* _Directions_:
Repeat each line of the material exactly.

[Dataset records]

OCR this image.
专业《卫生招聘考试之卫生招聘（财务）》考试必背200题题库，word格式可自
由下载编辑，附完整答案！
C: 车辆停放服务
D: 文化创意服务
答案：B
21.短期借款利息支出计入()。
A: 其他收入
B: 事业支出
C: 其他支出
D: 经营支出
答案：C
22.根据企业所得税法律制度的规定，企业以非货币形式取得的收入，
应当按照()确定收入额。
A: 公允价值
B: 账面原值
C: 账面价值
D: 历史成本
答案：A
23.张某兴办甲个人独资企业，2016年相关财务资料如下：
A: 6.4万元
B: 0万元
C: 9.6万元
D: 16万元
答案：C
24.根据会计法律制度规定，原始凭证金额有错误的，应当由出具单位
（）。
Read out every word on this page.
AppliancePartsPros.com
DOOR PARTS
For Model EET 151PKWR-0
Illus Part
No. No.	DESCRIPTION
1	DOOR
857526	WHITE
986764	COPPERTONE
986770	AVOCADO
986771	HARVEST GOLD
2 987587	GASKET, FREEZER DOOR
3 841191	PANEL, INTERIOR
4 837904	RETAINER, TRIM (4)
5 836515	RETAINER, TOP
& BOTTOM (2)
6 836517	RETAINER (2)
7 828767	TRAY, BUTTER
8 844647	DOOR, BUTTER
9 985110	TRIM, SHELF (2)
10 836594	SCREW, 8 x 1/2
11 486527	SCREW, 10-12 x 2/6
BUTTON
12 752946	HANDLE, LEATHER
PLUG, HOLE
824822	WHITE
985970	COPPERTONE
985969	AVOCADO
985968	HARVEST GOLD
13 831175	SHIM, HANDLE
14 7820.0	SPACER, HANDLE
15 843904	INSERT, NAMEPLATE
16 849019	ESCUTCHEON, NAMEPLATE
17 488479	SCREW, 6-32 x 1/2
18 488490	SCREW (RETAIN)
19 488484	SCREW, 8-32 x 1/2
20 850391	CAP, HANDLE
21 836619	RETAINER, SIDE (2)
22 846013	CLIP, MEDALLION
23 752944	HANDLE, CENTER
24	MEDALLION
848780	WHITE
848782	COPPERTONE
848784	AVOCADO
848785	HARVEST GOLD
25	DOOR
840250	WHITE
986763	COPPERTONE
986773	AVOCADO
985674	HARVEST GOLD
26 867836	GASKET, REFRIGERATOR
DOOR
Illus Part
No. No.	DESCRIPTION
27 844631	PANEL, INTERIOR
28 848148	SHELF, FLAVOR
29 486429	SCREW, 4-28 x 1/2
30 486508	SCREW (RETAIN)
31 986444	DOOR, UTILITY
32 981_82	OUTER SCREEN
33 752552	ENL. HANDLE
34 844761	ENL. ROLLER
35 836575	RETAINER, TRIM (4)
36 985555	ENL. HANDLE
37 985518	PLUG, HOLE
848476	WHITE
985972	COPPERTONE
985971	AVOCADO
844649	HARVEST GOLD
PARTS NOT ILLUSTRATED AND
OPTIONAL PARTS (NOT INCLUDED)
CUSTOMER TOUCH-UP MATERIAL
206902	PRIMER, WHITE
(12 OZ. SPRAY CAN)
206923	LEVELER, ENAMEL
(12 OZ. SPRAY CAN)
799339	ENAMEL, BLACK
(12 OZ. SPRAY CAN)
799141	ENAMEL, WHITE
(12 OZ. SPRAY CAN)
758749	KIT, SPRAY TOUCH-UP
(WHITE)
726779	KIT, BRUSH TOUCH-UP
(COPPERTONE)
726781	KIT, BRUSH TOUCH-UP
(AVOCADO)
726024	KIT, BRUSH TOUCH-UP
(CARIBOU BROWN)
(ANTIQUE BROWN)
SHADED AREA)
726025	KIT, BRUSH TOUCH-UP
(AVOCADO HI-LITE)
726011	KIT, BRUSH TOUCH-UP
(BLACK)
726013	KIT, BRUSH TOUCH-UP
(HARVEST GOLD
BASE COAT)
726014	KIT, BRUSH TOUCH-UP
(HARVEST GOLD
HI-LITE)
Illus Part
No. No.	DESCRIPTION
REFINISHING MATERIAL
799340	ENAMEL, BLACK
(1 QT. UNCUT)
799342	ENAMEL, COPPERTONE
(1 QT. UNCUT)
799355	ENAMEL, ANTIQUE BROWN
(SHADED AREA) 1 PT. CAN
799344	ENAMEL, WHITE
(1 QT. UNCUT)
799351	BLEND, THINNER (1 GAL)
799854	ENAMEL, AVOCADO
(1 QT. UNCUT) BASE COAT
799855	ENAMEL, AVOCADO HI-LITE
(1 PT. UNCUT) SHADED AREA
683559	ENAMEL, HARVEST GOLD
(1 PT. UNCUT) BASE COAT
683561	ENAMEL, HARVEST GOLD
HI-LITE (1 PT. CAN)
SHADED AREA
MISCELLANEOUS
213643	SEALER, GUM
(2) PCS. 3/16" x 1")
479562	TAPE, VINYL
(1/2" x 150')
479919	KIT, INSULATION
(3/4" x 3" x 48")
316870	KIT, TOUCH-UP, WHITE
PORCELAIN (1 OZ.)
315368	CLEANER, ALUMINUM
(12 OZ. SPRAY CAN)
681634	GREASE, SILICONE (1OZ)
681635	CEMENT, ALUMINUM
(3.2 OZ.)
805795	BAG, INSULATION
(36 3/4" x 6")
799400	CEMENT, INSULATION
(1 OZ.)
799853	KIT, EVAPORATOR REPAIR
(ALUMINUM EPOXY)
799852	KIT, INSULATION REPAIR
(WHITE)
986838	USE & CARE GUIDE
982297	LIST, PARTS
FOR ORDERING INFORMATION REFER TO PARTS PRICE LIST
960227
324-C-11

* _Exercise response_:
OCR this image.
专业《卫生招聘考试之卫生招聘（财务）》考试必背200题题库，word格式可自
由下载编辑，附完整答案！
C: 车辆停放服务
D: 文化创意服务
答案：B
21.短期借款利息支出计入()。
A: 其他收入
B: 事业支出
C: 其他支出
D: 经营支出
答案：C
22.根据企业所得税法律制度的规定，企业以非货币形式取得的收入，
应当按照()确定收入额。
A: 公允价值
B: 账面原值
C: 账面价值
D: 历史成本
答案：A
23.张某兴办甲个人独资企业，2016年相关财务资料如下：
A: 6.4万元
B: 0万元
C: 9.6万元
D: 16万元
答案：C
24.根据会计法律制度规定，原始凭证金额有错误的，应当由出具单位
（）。
Read out every word on this page.
AppliancePartsPros.com
DOOR PARTS
For Model EET 151PKWR-0
Illus Part
No. No.	DESCRIPTION
1	DOOR
857526	WHITE
986764	COPPERTONE
986770	AVOCADO
986771	HARVEST GOLD
2 987587	GASKET, FREEZER DOOR
3 841191	PANEL, INTERIOR
4 837904	RETAINER, TRIM (4)
5 836515	RETAINER, TOP
& BOTTOM (2)
6 836517	RETAINER (2)
7 828767	TRAY, BUTTER
8 844647	DOOR, BUTTER
9 985110	TRIM, SHELF (2)
10 836594	SCREW, 8 x 1/2
11 486527	SCREW, 10-12 x 2/6
BUTTON
12 752946	HANDLE, LEATHER
PLUG, HOLE
824822	WHITE
985970	COPPERTONE
985969	AVOCADO
985968	HARVEST GOLD
13 831175	SHIM, HANDLE
14 7820.0	SPACER, HANDLE
15 843904	INSERT, NAMEPLATE
16 849019	ESCUTCHEON, NAMEPLATE
17 488479	SCREW, 6-32 x 1/2
18 488490	SCREW (RETAIN)
19 488484	SCREW, 8-32 x 1/2
20 850391	CAP, HANDLE
21 836619	RETAINER, SIDE (2)
22 846013	CLIP, MEDALLION
23 752944	HANDLE, CENTER
24	MEDALLION
848780	WHITE
848782	COPPERTONE
848784	AVOCADO
848785	HARVEST GOLD
25	DOOR
840250	WHITE
986763	COPPERTONE
986773	AVOCADO
985674	HARVEST GOLD
26 867836	GASKET, REFRIGERATOR
DOOR
Illus Part
No. No.	DESCRIPTION
27 844631	PANEL, INTERIOR
28 848148	SHELF, FLAVOR
29 486429	SCREW, 4-28 x 1/2
30 486508	SCREW (RETAIN)
31 986444	DOOR, UTILITY
32 981_82	OUTER SCREEN
33 752552	ENL. HANDLE
34 844761	ENL. ROLLER
35 836575	RETAINER, TRIM (4)
36 985555	ENL. HANDLE
37 985518	PLUG, HOLE
848476	WHITE
985972	COPPERTONE
985971	AVOCADO
844649	HARVEST GOLD
PARTS NOT ILLUSTRATED AND
OPTIONAL PARTS (NOT INCLUDED)
CUSTOMER TOUCH-UP MATERIAL
206902	PRIMER, WHITE
(12 OZ. SPRAY CAN)
206923	LEVELER, ENAMEL
(12 OZ. SPRAY CAN)
799339	ENAMEL, BLACK
(12 OZ. SPRAY CAN)
799141	ENAMEL, WHITE
(12 OZ. SPRAY CAN)
758749	KIT, SPRAY TOUCH-UP
(WHITE)
726779	KIT, BRUSH TOUCH-UP
(COPPERTONE)
726781	KIT, BRUSH TOUCH-UP
(AVOCADO)
726024	KIT, BRUSH TOUCH-UP
(CARIBOU BROWN)
(ANTIQUE BROWN)
SHADED AREA)
726025	KIT, BRUSH TOUCH-UP
(AVOCADO HI-LITE)
726011	KIT, BRUSH TOUCH-UP
(BLACK)
726013	KIT, BRUSH TOUCH-UP
(HARVEST GOLD
BASE COAT)
726014	KIT, BRUSH TOUCH-UP
(HARVEST GOLD
HI-LITE)
Illus Part
No. No.	DESCRIPTION
REFINISHING MATERIAL
799340	ENAMEL, BLACK
(1 QT. UNCUT)
799342	ENAMEL, COPPERTONE
(1 QT. UNCUT)
799355	ENAMEL, ANTIQUE BROWN
(SHADED AREA) 1 PT. CAN
799344	ENAMEL, WHITE
(1 QT. UNCUT)
799351	BLEND, THINNER (1 GAL)
799854	ENAMEL, AVOCADO
(1 QT. UNCUT) BASE COAT
799855	ENAMEL, AVOCADO HI-LITE
(1 PT. UNCUT) SHADED AREA
683559	ENAMEL, HARVEST GOLD
(1 PT. UNCUT) BASE COAT
683561	ENAMEL, HARVEST GOLD
HI-LITE (1 PT. CAN)
SHADED AREA
MISCELLANEOUS
213643	SEALER, GUM
(2) PCS. 3/16" x 1")
479562	TAPE, VINYL
(1/2" x 150')
479919	KIT, INSULATION
(3/4" x 3" x 48")
316870	KIT, TOUCH-UP, WHITE
PORCELAIN (1 OZ.)
315368	CLEANER, ALUMINUM
(12 OZ. SPRAY CAN)
681634	GREASE, SILICONE (1OZ)
681635	CEMENT, ALUMINUM
(3.2 OZ.)
805795	BAG, INSULATION
(36 3/4" x 6")
799400	CEMENT, INSULATION
(1 OZ.)
799853	KIT, EVAPORATOR REPAIR
(ALUMINUM EPOXY)
799852	KIT, INSULATION REPAIR
(WHITE)
986838	USE & CARE GUIDE
982297	LIST, PARTS
FOR ORDERING INFORMATION REFER TO PARTS PRICE LIST
960227
324-C-11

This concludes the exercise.